▶ **PROMPT**
Find the lines below that contain the string "Luxe". Copy each one.

▶ **DATA IN THIS EXERCISE**
++++++++++++++++++++
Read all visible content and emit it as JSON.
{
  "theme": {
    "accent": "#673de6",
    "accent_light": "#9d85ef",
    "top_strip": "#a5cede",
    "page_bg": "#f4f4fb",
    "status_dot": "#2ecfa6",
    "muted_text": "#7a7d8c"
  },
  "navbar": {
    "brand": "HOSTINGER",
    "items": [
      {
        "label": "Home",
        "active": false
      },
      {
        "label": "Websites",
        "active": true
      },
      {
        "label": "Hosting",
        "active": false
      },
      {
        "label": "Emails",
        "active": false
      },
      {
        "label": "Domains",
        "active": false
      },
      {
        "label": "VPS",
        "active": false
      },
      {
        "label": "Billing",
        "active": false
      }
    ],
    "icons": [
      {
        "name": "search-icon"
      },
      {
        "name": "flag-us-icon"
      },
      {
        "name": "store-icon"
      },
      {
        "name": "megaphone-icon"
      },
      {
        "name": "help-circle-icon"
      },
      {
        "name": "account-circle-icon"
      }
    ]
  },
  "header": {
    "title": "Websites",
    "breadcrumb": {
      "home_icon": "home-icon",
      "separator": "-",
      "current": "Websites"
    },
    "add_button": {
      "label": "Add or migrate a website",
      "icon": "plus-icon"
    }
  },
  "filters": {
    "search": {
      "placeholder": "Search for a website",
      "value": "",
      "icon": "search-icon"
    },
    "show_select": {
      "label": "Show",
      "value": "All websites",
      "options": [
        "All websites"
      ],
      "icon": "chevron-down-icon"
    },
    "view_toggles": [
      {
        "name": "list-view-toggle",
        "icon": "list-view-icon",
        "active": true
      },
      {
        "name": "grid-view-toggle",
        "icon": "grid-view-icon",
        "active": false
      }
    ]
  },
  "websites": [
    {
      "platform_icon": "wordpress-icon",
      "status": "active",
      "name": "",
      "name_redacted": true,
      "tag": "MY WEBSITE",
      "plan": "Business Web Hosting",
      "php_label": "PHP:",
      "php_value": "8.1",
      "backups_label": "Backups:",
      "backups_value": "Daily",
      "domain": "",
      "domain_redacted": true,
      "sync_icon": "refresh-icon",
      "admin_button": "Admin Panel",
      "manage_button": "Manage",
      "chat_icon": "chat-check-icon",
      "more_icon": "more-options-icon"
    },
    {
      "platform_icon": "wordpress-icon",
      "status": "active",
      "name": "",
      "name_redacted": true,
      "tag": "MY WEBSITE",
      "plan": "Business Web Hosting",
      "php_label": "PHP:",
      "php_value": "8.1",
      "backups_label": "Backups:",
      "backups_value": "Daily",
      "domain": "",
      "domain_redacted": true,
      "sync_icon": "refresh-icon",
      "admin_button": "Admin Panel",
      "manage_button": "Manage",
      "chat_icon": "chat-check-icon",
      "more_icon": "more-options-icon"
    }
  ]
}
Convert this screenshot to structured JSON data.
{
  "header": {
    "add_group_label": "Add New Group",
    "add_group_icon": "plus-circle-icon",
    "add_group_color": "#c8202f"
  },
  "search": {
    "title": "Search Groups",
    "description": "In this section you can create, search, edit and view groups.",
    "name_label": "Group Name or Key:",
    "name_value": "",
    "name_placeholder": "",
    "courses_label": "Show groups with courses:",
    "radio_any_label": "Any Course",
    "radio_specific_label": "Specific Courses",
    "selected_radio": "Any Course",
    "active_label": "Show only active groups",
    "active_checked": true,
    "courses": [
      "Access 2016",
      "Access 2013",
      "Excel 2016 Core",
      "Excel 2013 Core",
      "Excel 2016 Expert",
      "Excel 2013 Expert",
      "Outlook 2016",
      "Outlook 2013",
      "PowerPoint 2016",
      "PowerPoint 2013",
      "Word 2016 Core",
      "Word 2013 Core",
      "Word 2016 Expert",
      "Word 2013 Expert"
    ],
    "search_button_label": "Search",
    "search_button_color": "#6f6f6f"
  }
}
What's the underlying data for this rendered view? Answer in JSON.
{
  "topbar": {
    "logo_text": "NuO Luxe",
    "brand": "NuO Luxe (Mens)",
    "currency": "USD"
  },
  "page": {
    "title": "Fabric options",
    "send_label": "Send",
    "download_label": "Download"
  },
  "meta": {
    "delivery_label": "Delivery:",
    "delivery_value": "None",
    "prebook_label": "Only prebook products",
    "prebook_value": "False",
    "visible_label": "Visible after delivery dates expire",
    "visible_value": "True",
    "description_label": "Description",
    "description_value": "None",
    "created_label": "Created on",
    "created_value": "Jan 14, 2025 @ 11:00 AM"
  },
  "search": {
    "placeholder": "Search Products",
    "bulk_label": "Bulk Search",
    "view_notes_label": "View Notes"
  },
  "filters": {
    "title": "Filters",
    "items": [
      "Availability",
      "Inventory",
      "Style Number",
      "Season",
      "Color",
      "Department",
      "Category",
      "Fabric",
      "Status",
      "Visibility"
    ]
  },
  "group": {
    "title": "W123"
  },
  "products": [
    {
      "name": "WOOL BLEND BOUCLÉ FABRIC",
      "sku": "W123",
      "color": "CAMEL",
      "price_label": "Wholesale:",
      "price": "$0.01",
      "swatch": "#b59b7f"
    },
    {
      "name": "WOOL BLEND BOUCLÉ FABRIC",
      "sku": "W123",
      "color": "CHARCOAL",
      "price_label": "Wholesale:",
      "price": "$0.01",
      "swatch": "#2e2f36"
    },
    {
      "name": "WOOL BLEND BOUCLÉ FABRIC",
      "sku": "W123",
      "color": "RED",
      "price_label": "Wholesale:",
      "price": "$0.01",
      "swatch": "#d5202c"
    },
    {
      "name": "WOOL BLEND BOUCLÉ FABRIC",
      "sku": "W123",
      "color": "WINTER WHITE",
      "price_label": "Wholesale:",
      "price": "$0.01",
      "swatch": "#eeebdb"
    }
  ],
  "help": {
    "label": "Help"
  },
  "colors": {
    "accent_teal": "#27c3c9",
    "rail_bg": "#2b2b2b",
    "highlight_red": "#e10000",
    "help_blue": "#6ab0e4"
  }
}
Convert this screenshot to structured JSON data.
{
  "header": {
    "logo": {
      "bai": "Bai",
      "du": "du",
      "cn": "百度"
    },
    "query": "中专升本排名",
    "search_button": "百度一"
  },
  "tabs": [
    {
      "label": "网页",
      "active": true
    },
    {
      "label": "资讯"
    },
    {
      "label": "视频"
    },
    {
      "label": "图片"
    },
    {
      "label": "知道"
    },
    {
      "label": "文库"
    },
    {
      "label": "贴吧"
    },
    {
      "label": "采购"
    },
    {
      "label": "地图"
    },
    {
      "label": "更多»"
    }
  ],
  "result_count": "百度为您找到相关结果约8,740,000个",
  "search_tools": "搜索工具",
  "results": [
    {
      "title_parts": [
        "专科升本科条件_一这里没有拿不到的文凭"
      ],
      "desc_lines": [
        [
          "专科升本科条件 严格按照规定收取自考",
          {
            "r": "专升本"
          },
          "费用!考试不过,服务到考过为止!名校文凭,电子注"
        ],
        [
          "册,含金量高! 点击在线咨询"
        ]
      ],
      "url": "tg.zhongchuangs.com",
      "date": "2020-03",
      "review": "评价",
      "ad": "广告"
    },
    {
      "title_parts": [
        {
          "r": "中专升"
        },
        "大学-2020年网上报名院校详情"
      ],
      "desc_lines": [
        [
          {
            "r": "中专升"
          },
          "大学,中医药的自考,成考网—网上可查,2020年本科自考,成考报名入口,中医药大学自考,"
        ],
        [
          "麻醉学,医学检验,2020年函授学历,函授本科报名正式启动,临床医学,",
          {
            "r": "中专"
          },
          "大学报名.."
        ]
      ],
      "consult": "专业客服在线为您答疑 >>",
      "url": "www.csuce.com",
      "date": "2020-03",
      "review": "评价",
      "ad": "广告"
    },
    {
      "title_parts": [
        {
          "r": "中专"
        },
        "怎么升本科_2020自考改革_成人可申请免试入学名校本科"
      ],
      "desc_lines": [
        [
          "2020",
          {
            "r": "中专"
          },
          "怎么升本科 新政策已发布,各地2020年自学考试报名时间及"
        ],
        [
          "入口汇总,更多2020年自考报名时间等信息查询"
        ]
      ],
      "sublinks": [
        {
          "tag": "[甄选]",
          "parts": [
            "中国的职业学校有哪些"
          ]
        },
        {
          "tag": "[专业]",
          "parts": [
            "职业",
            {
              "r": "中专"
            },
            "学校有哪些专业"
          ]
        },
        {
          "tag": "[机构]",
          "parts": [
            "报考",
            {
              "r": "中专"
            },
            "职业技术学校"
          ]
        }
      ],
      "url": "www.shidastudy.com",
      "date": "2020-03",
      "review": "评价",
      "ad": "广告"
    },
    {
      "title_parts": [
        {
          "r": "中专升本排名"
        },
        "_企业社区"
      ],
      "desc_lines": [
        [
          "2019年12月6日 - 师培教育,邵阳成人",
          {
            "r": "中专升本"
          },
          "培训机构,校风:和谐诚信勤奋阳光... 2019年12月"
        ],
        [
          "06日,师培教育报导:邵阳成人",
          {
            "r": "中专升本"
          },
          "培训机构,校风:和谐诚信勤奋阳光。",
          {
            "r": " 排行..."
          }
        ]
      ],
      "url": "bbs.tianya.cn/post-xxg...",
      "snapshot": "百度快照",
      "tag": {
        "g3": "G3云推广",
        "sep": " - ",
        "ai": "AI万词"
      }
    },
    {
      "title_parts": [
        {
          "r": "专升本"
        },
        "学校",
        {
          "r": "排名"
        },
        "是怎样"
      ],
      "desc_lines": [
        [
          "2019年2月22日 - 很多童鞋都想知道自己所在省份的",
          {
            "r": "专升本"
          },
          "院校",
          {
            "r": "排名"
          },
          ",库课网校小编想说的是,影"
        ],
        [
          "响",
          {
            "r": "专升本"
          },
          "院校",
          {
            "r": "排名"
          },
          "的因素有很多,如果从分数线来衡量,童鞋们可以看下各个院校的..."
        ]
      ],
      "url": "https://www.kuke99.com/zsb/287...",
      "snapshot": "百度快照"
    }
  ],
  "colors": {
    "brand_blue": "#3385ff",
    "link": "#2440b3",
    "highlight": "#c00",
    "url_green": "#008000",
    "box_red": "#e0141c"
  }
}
++++++++++++++++++++
▶ **SOLVED PROBLEM**
    "logo_text": "NuO Luxe",
    "brand": "NuO Luxe (Mens)",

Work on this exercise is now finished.